[Extracted records]
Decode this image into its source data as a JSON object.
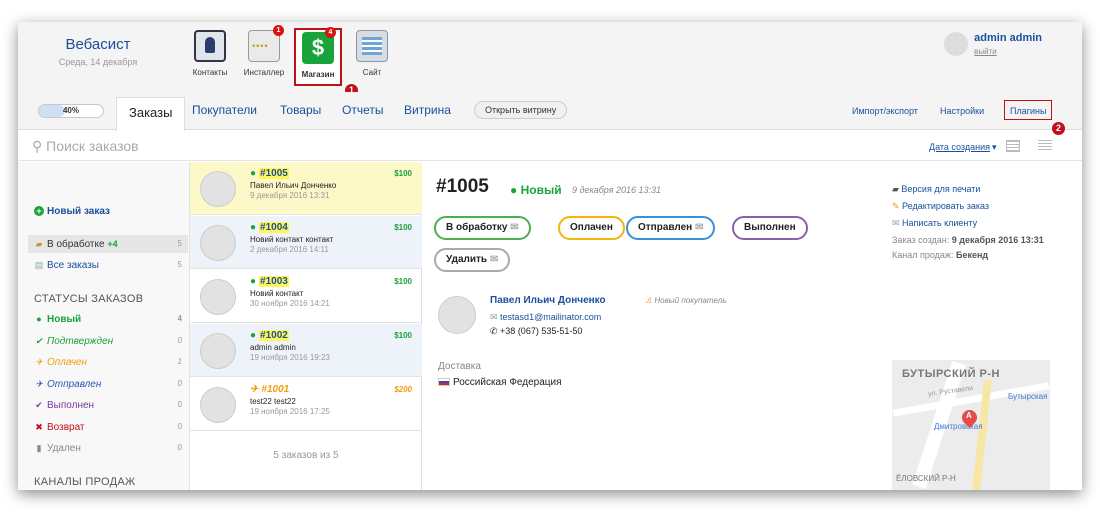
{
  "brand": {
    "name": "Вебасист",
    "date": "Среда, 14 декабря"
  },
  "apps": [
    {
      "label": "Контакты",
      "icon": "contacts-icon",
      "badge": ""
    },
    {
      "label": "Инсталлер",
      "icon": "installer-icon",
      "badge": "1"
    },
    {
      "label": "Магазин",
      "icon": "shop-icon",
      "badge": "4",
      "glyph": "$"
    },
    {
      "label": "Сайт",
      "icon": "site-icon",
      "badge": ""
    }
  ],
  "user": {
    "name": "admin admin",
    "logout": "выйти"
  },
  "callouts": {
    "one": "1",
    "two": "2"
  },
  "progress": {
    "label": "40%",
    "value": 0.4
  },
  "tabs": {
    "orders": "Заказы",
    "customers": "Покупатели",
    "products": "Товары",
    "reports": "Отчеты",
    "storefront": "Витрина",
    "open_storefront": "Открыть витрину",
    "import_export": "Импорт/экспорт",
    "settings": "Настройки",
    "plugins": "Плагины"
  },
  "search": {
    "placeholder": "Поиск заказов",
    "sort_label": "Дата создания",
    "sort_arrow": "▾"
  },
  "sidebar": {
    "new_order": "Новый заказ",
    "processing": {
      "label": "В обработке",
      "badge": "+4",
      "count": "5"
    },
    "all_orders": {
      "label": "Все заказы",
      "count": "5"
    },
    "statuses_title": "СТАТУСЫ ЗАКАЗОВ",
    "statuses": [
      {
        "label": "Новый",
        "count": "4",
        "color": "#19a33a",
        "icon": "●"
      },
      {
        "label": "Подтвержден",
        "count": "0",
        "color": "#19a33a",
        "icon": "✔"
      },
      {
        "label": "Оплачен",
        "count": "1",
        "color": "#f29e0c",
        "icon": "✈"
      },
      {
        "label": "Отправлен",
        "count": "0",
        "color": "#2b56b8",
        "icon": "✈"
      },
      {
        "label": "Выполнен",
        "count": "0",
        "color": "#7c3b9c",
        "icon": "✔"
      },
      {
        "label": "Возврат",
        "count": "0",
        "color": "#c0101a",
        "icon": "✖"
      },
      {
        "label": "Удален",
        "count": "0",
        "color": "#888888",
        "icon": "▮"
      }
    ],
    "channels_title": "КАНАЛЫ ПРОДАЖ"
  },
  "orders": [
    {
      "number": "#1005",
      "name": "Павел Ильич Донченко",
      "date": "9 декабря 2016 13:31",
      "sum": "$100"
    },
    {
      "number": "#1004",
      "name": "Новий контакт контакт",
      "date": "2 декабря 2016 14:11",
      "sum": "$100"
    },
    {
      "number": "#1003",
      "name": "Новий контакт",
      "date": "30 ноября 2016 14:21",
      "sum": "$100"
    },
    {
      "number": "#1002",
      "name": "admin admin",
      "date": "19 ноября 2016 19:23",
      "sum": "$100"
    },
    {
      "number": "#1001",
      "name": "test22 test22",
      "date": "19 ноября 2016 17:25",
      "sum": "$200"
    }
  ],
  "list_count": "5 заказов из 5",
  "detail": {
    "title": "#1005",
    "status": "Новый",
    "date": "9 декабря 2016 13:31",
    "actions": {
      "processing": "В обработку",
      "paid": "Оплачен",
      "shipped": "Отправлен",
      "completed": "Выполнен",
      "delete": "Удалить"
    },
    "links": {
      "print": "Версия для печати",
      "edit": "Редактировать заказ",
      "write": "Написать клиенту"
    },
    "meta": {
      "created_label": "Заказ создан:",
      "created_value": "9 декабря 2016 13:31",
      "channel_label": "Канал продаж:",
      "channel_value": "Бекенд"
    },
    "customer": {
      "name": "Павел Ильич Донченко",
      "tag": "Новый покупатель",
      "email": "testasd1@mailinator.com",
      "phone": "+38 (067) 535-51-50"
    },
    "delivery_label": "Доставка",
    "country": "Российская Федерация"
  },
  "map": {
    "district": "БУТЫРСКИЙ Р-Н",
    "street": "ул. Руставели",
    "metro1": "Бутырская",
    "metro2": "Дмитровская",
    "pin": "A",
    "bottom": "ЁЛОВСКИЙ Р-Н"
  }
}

--- Exercise objective ---
Copy every line that contains the string "date".

--- Solution to this task ---
    "date": "Среда, 14 декабря"
      "date": "9 декабря 2016 13:31",
      "date": "2 декабря 2016 14:11",
      "date": "30 ноября 2016 14:21",
      "date": "19 ноября 2016 19:23",
      "date": "19 ноября 2016 17:25",
    "date": "9 декабря 2016 13:31",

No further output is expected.